__WHAT IS EXPECTED__. Copy the listing verbatim, excluding any images found in it.

__RECORDS TO USE__.
::::

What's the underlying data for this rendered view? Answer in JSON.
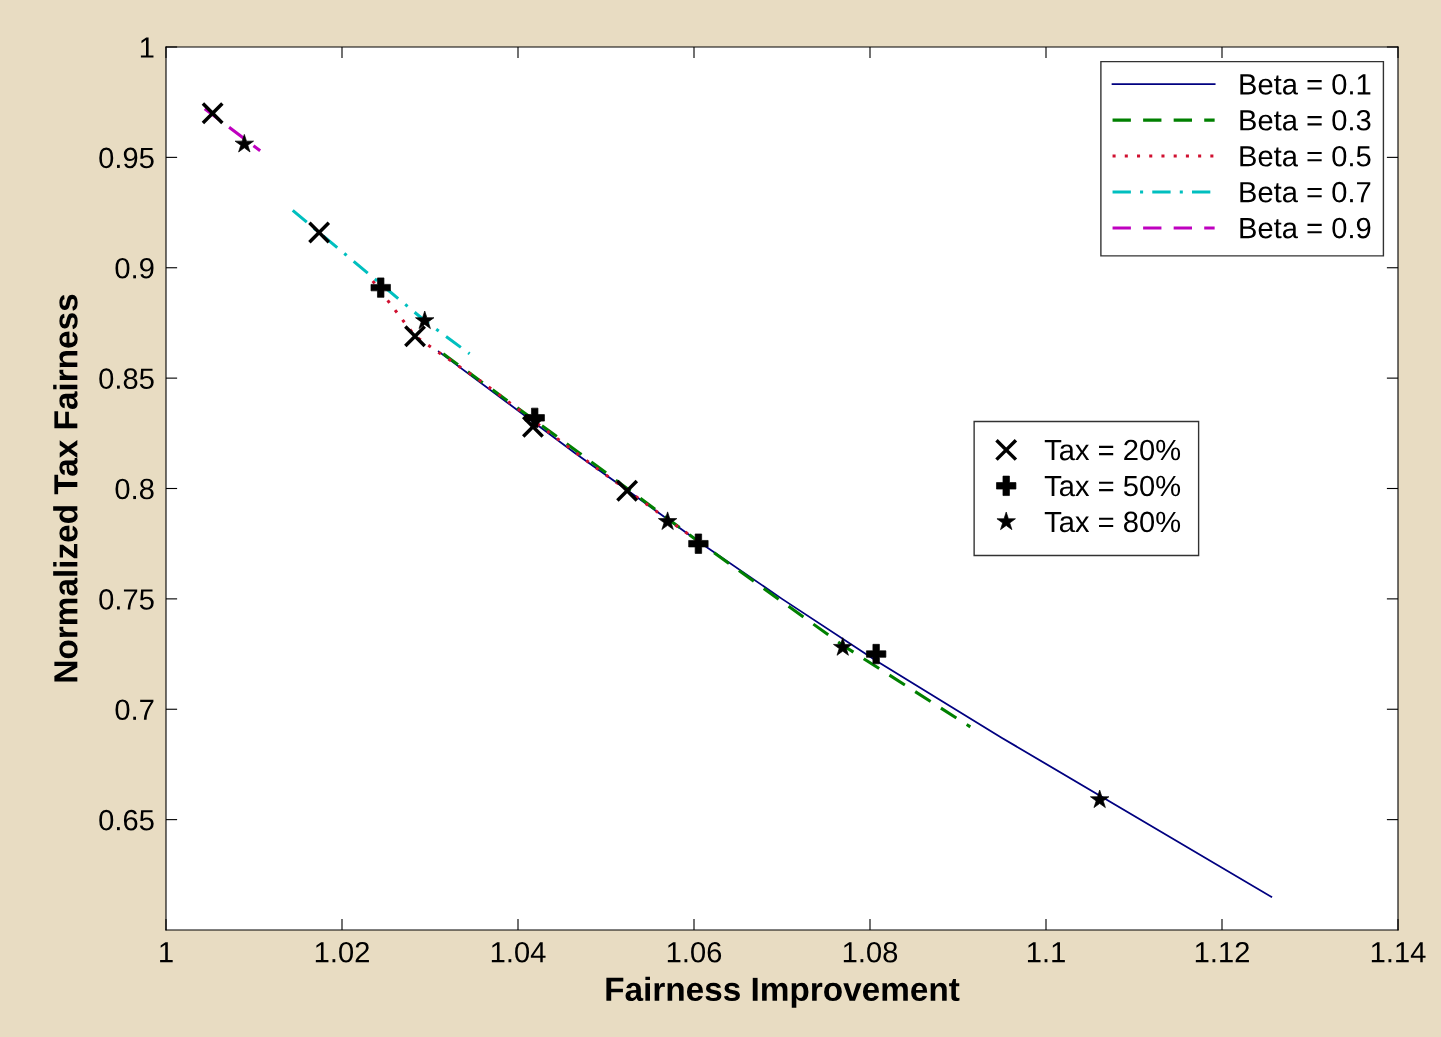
{
  "chart_data": {
    "type": "line",
    "xlabel": "Fairness Improvement",
    "ylabel": "Normalized Tax Fairness",
    "xlim": [
      1,
      1.14
    ],
    "xticks": [
      1,
      1.02,
      1.04,
      1.06,
      1.08,
      1.1,
      1.12,
      1.14
    ],
    "ylim": [
      0.6,
      1
    ],
    "yticks": [
      0.65,
      0.7,
      0.75,
      0.8,
      0.85,
      0.9,
      0.95,
      1
    ],
    "grid": false,
    "legend": "top right",
    "series": [
      {
        "name": "Beta = 0.1",
        "color": "#000080",
        "line_style": "solid",
        "x": [
          1.031,
          1.0465,
          1.0525,
          1.0605,
          1.07,
          1.0807,
          1.095,
          1.1256
        ],
        "values": [
          0.862,
          0.816,
          0.799,
          0.776,
          0.75,
          0.722,
          0.687,
          0.615
        ]
      },
      {
        "name": "Beta = 0.3",
        "color": "#008000",
        "line_style": "dashed",
        "x": [
          1.0315,
          1.047,
          1.0605,
          1.0769,
          1.0914
        ],
        "values": [
          0.861,
          0.816,
          0.776,
          0.729,
          0.692
        ]
      },
      {
        "name": "Beta = 0.5",
        "color": "#d01030",
        "line_style": "dotted",
        "x": [
          1.0235,
          1.0283,
          1.036,
          1.049,
          1.0605
        ],
        "values": [
          0.894,
          0.869,
          0.848,
          0.809,
          0.776
        ]
      },
      {
        "name": "Beta = 0.7",
        "color": "#00bfbf",
        "line_style": "dashdot",
        "x": [
          1.0144,
          1.0174,
          1.0294,
          1.0345
        ],
        "values": [
          0.926,
          0.916,
          0.876,
          0.861
        ]
      },
      {
        "name": "Beta = 0.9",
        "color": "#bf00bf",
        "line_style": "dashed",
        "x": [
          1.0044,
          1.0107
        ],
        "values": [
          0.972,
          0.953
        ]
      },
      {
        "name": "Tax = 20%",
        "type": "scatter",
        "marker": "cross",
        "color": "#000000",
        "x": [
          1.0053,
          1.0174,
          1.0283,
          1.0417,
          1.0524
        ],
        "values": [
          0.97,
          0.916,
          0.869,
          0.828,
          0.799
        ]
      },
      {
        "name": "Tax = 50%",
        "type": "scatter",
        "marker": "plus",
        "color": "#000000",
        "x": [
          1.0244,
          1.0419,
          1.0605,
          1.0807
        ],
        "values": [
          0.891,
          0.832,
          0.775,
          0.725
        ]
      },
      {
        "name": "Tax = 80%",
        "type": "scatter",
        "marker": "star",
        "color": "#000000",
        "x": [
          1.0089,
          1.0294,
          1.057,
          1.0769,
          1.1061
        ],
        "values": [
          0.956,
          0.876,
          0.785,
          0.728,
          0.659
        ]
      }
    ]
  }
}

::::

__RIGHT ANSWER__.
What's the underlying data for this rendered view? Answer in JSON.
{
  "chart_data": {
    "type": "line",
    "xlabel": "Fairness Improvement",
    "ylabel": "Normalized Tax Fairness",
    "xlim": [
      1,
      1.14
    ],
    "xticks": [
      1,
      1.02,
      1.04,
      1.06,
      1.08,
      1.1,
      1.12,
      1.14
    ],
    "ylim": [
      0.6,
      1
    ],
    "yticks": [
      0.65,
      0.7,
      0.75,
      0.8,
      0.85,
      0.9,
      0.95,
      1
    ],
    "grid": false,
    "legend": "top right",
    "series": [
      {
        "name": "Beta = 0.1",
        "color": "#000080",
        "line_style": "solid",
        "x": [
          1.031,
          1.0465,
          1.0525,
          1.0605,
          1.07,
          1.0807,
          1.095,
          1.1256
        ],
        "values": [
          0.862,
          0.816,
          0.799,
          0.776,
          0.75,
          0.722,
          0.687,
          0.615
        ]
      },
      {
        "name": "Beta = 0.3",
        "color": "#008000",
        "line_style": "dashed",
        "x": [
          1.0315,
          1.047,
          1.0605,
          1.0769,
          1.0914
        ],
        "values": [
          0.861,
          0.816,
          0.776,
          0.729,
          0.692
        ]
      },
      {
        "name": "Beta = 0.5",
        "color": "#d01030",
        "line_style": "dotted",
        "x": [
          1.0235,
          1.0283,
          1.036,
          1.049,
          1.0605
        ],
        "values": [
          0.894,
          0.869,
          0.848,
          0.809,
          0.776
        ]
      },
      {
        "name": "Beta = 0.7",
        "color": "#00bfbf",
        "line_style": "dashdot",
        "x": [
          1.0144,
          1.0174,
          1.0294,
          1.0345
        ],
        "values": [
          0.926,
          0.916,
          0.876,
          0.861
        ]
      },
      {
        "name": "Beta = 0.9",
        "color": "#bf00bf",
        "line_style": "dashed",
        "x": [
          1.0044,
          1.0107
        ],
        "values": [
          0.972,
          0.953
        ]
      },
      {
        "name": "Tax = 20%",
        "type": "scatter",
        "marker": "cross",
        "color": "#000000",
        "x": [
          1.0053,
          1.0174,
          1.0283,
          1.0417,
          1.0524
        ],
        "values": [
          0.97,
          0.916,
          0.869,
          0.828,
          0.799
        ]
      },
      {
        "name": "Tax = 50%",
        "type": "scatter",
        "marker": "plus",
        "color": "#000000",
        "x": [
          1.0244,
          1.0419,
          1.0605,
          1.0807
        ],
        "values": [
          0.891,
          0.832,
          0.775,
          0.725
        ]
      },
      {
        "name": "Tax = 80%",
        "type": "scatter",
        "marker": "star",
        "color": "#000000",
        "x": [
          1.0089,
          1.0294,
          1.057,
          1.0769,
          1.1061
        ],
        "values": [
          0.956,
          0.876,
          0.785,
          0.728,
          0.659
        ]
      }
    ]
  }
}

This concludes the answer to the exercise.